▶ **Instructions to follow**
Can you rewrite the listing lines starting at the one containing "Patent image size: (1020, 1172)." and ending at the one containing "The sheet-like fibrous structure 4a is" as a JSON list of strings, one string per line, with blank lines left out?

▶ **Data in this exercise**

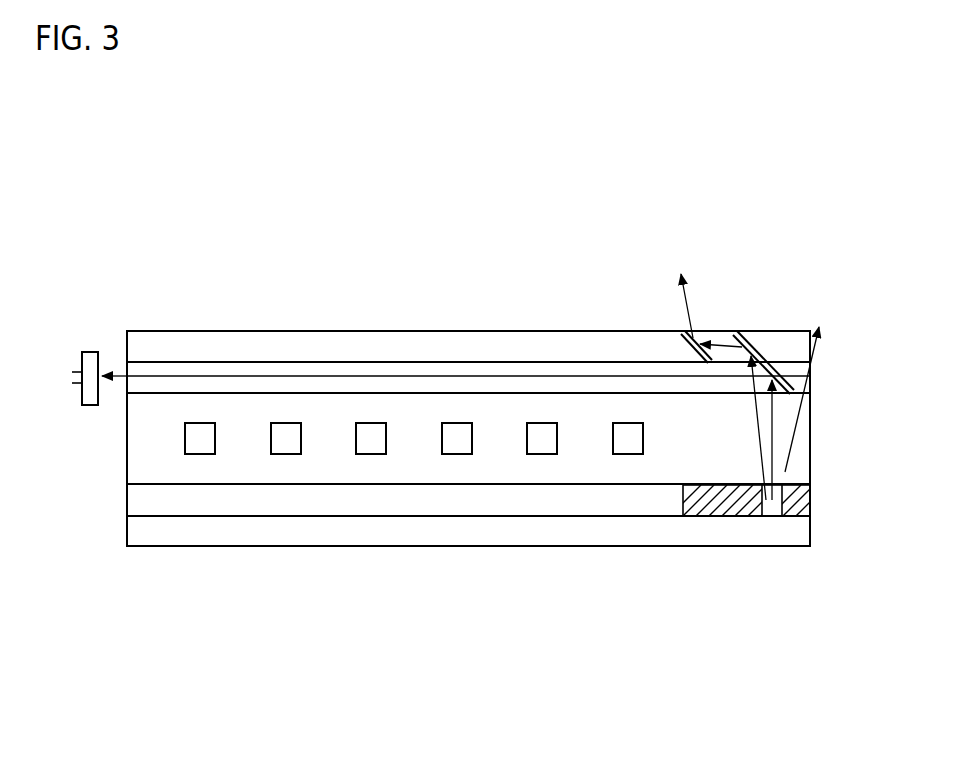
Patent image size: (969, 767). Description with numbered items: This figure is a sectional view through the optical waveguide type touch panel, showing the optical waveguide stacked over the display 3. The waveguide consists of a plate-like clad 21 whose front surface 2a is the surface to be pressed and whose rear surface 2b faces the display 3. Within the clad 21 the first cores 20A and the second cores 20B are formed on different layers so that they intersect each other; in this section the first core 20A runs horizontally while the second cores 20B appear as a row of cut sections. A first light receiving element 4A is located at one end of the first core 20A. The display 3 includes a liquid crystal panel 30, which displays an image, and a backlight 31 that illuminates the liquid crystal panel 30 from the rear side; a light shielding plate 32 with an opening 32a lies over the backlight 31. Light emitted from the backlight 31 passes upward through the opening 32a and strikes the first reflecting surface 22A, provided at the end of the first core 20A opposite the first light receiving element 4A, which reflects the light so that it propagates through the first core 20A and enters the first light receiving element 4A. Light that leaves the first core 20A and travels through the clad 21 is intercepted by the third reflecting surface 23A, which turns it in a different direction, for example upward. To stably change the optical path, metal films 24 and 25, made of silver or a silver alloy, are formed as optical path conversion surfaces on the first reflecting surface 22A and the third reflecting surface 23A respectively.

The display 3 is at (483, 547).
The surface 2a is at (178, 331).
The rear surface 2b is at (147, 487).
The first light receiving element 4A is at (90, 352).
The first core 20A is at (236, 375).
The second core 20B is at (278, 447).
The clad 21 is at (455, 408).
The first reflecting surface 22A is at (788, 398).
The third reflecting surface 23A is at (690, 333).
The metal film 24 is at (756, 352).
The metal film 25 is at (683, 336).
The liquid crystal panel 30 is at (637, 508).
The backlight 31 is at (607, 537).
The light shielding plate 32 is at (755, 507).
The opening 32a is at (770, 517).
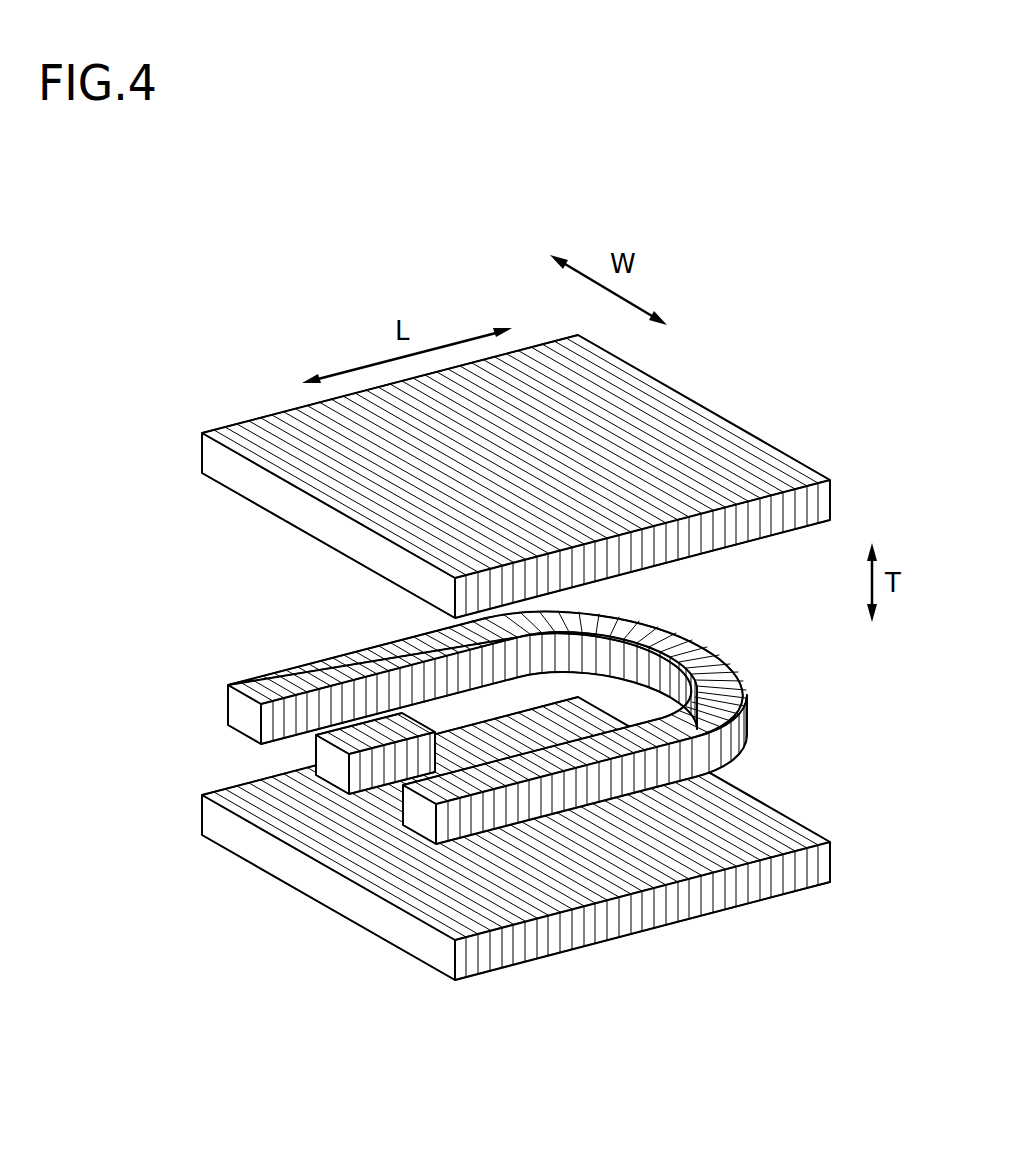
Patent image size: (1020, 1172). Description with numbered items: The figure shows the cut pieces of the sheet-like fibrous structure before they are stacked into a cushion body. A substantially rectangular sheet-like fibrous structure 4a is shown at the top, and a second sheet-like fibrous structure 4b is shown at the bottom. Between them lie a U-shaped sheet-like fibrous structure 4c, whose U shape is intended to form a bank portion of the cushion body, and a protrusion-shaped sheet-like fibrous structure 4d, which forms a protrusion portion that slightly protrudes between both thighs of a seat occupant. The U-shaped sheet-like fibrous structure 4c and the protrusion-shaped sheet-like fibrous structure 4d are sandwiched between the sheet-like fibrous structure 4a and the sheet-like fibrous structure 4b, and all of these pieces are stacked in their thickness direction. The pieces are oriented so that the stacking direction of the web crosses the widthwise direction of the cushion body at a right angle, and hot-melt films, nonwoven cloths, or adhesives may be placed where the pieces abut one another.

The sheet-like fibrous structure 4a is at (697, 430).
The sheet-like fibrous structure 4b is at (772, 832).
The U-shaped sheet-like fibrous structure 4c is at (708, 674).
The protrusion-shaped sheet-like fibrous structure 4d is at (317, 755).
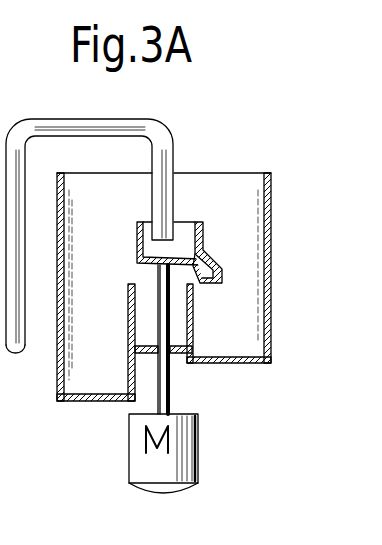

▶ **Expected answer**
[
  "Patent image size: (1020, 1172). Description with numbered items: The figure shows the cut pieces of the sheet-like fibrous structure before they are stacked into a cushion body. A substantially rectangular sheet-like fibrous structure 4a is shown at the top, and a second sheet-like fibrous structure 4b is shown at the bottom. Between them lie a U-shaped sheet-like fibrous structure 4c, whose U shape is intended to form a bank portion of the cushion body, and a protrusion-shaped sheet-like fibrous structure 4d, which forms a protrusion portion that slightly protrudes between both thighs of a seat occupant. The U-shaped sheet-like fibrous structure 4c and the protrusion-shaped sheet-like fibrous structure 4d are sandwiched between the sheet-like fibrous structure 4a and the sheet-like fibrous structure 4b, and all of these pieces are stacked in their thickness direction. The pieces are oriented so that the stacking direction of the web crosses the widthwise direction of the cushion body at a right angle, and hot-melt films, nonwoven cloths, or adhesives may be placed where the pieces abut one another.",
  "The sheet-like fibrous structure 4a is at (697, 430)."
]